Data records
★ ★ ★ ★ ★ ★ ★
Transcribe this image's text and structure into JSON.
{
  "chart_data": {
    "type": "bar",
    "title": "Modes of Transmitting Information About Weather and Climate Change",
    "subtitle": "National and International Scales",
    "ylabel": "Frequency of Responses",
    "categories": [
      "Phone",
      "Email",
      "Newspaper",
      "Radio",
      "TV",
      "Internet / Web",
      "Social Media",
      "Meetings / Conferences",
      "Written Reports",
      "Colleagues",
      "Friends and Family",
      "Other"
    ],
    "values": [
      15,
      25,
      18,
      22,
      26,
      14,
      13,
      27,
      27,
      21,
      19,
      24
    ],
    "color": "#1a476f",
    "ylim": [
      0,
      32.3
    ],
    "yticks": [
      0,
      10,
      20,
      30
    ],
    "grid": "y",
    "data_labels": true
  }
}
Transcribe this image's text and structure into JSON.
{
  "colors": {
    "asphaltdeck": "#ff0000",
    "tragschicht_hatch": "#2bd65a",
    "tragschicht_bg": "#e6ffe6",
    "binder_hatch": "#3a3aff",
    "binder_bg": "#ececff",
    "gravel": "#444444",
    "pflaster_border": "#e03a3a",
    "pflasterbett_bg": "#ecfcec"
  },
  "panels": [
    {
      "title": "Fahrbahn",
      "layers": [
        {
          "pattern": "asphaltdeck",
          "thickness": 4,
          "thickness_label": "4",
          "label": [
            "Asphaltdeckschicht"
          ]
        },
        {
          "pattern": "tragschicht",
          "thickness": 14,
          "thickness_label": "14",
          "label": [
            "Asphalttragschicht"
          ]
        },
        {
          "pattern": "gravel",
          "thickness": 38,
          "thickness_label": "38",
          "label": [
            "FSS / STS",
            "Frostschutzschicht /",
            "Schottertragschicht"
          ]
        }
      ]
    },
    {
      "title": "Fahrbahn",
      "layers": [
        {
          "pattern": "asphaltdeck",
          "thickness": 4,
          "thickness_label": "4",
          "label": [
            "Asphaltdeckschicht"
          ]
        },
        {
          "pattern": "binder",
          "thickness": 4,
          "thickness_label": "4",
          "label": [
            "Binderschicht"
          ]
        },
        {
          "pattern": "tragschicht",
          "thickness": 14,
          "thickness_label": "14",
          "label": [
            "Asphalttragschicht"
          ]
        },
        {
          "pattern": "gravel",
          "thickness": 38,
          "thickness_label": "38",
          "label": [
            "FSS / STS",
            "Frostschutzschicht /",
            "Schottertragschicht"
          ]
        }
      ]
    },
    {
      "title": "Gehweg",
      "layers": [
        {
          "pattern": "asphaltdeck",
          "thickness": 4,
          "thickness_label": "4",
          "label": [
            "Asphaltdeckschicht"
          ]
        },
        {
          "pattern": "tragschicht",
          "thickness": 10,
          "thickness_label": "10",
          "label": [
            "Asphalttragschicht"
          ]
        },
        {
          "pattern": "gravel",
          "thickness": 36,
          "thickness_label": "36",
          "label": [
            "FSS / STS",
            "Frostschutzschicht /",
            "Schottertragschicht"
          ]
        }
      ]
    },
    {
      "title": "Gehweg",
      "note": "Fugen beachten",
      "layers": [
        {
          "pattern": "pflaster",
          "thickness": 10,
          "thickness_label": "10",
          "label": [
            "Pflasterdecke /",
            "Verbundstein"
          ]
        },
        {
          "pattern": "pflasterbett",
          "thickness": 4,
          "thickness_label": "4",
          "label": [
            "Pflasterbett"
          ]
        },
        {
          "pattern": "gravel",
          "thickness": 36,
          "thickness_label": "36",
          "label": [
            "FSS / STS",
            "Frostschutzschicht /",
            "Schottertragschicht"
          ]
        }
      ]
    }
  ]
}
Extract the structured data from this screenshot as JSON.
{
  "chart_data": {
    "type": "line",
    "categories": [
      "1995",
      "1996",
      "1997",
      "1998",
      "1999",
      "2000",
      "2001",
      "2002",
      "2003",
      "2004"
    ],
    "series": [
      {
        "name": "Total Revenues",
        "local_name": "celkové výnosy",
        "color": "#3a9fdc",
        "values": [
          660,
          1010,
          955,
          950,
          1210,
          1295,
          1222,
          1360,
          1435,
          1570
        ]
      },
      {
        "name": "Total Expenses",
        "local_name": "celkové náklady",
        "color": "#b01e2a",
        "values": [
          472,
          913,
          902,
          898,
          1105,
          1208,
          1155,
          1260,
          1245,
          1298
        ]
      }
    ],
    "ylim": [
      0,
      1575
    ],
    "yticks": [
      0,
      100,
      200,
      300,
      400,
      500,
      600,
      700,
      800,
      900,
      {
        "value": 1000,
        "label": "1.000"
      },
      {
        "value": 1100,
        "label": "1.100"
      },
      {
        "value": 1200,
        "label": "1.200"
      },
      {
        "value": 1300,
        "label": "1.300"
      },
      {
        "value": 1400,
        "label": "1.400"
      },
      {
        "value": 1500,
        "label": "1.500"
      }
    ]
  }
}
★ ★ ★ ★ ★ ★ ★
Work to be completed
Repeat the records exactly, including every line.

Output for this task
Transcribe this image's text and structure into JSON.
{
  "chart_data": {
    "type": "bar",
    "title": "Modes of Transmitting Information About Weather and Climate Change",
    "subtitle": "National and International Scales",
    "ylabel": "Frequency of Responses",
    "categories": [
      "Phone",
      "Email",
      "Newspaper",
      "Radio",
      "TV",
      "Internet / Web",
      "Social Media",
      "Meetings / Conferences",
      "Written Reports",
      "Colleagues",
      "Friends and Family",
      "Other"
    ],
    "values": [
      15,
      25,
      18,
      22,
      26,
      14,
      13,
      27,
      27,
      21,
      19,
      24
    ],
    "color": "#1a476f",
    "ylim": [
      0,
      32.3
    ],
    "yticks": [
      0,
      10,
      20,
      30
    ],
    "grid": "y",
    "data_labels": true
  }
}
Transcribe this image's text and structure into JSON.
{
  "colors": {
    "asphaltdeck": "#ff0000",
    "tragschicht_hatch": "#2bd65a",
    "tragschicht_bg": "#e6ffe6",
    "binder_hatch": "#3a3aff",
    "binder_bg": "#ececff",
    "gravel": "#444444",
    "pflaster_border": "#e03a3a",
    "pflasterbett_bg": "#ecfcec"
  },
  "panels": [
    {
      "title": "Fahrbahn",
      "layers": [
        {
          "pattern": "asphaltdeck",
          "thickness": 4,
          "thickness_label": "4",
          "label": [
            "Asphaltdeckschicht"
          ]
        },
        {
          "pattern": "tragschicht",
          "thickness": 14,
          "thickness_label": "14",
          "label": [
            "Asphalttragschicht"
          ]
        },
        {
          "pattern": "gravel",
          "thickness": 38,
          "thickness_label": "38",
          "label": [
            "FSS / STS",
            "Frostschutzschicht /",
            "Schottertragschicht"
          ]
        }
      ]
    },
    {
      "title": "Fahrbahn",
      "layers": [
        {
          "pattern": "asphaltdeck",
          "thickness": 4,
          "thickness_label": "4",
          "label": [
            "Asphaltdeckschicht"
          ]
        },
        {
          "pattern": "binder",
          "thickness": 4,
          "thickness_label": "4",
          "label": [
            "Binderschicht"
          ]
        },
        {
          "pattern": "tragschicht",
          "thickness": 14,
          "thickness_label": "14",
          "label": [
            "Asphalttragschicht"
          ]
        },
        {
          "pattern": "gravel",
          "thickness": 38,
          "thickness_label": "38",
          "label": [
            "FSS / STS",
            "Frostschutzschicht /",
            "Schottertragschicht"
          ]
        }
      ]
    },
    {
      "title": "Gehweg",
      "layers": [
        {
          "pattern": "asphaltdeck",
          "thickness": 4,
          "thickness_label": "4",
          "label": [
            "Asphaltdeckschicht"
          ]
        },
        {
          "pattern": "tragschicht",
          "thickness": 10,
          "thickness_label": "10",
          "label": [
            "Asphalttragschicht"
          ]
        },
        {
          "pattern": "gravel",
          "thickness": 36,
          "thickness_label": "36",
          "label": [
            "FSS / STS",
            "Frostschutzschicht /",
            "Schottertragschicht"
          ]
        }
      ]
    },
    {
      "title": "Gehweg",
      "note": "Fugen beachten",
      "layers": [
        {
          "pattern": "pflaster",
          "thickness": 10,
          "thickness_label": "10",
          "label": [
            "Pflasterdecke /",
            "Verbundstein"
          ]
        },
        {
          "pattern": "pflasterbett",
          "thickness": 4,
          "thickness_label": "4",
          "label": [
            "Pflasterbett"
          ]
        },
        {
          "pattern": "gravel",
          "thickness": 36,
          "thickness_label": "36",
          "label": [
            "FSS / STS",
            "Frostschutzschicht /",
            "Schottertragschicht"
          ]
        }
      ]
    }
  ]
}
Extract the structured data from this screenshot as JSON.
{
  "chart_data": {
    "type": "line",
    "categories": [
      "1995",
      "1996",
      "1997",
      "1998",
      "1999",
      "2000",
      "2001",
      "2002",
      "2003",
      "2004"
    ],
    "series": [
      {
        "name": "Total Revenues",
        "local_name": "celkové výnosy",
        "color": "#3a9fdc",
        "values": [
          660,
          1010,
          955,
          950,
          1210,
          1295,
          1222,
          1360,
          1435,
          1570
        ]
      },
      {
        "name": "Total Expenses",
        "local_name": "celkové náklady",
        "color": "#b01e2a",
        "values": [
          472,
          913,
          902,
          898,
          1105,
          1208,
          1155,
          1260,
          1245,
          1298
        ]
      }
    ],
    "ylim": [
      0,
      1575
    ],
    "yticks": [
      0,
      100,
      200,
      300,
      400,
      500,
      600,
      700,
      800,
      900,
      {
        "value": 1000,
        "label": "1.000"
      },
      {
        "value": 1100,
        "label": "1.100"
      },
      {
        "value": 1200,
        "label": "1.200"
      },
      {
        "value": 1300,
        "label": "1.300"
      },
      {
        "value": 1400,
        "label": "1.400"
      },
      {
        "value": 1500,
        "label": "1.500"
      }
    ]
  }
}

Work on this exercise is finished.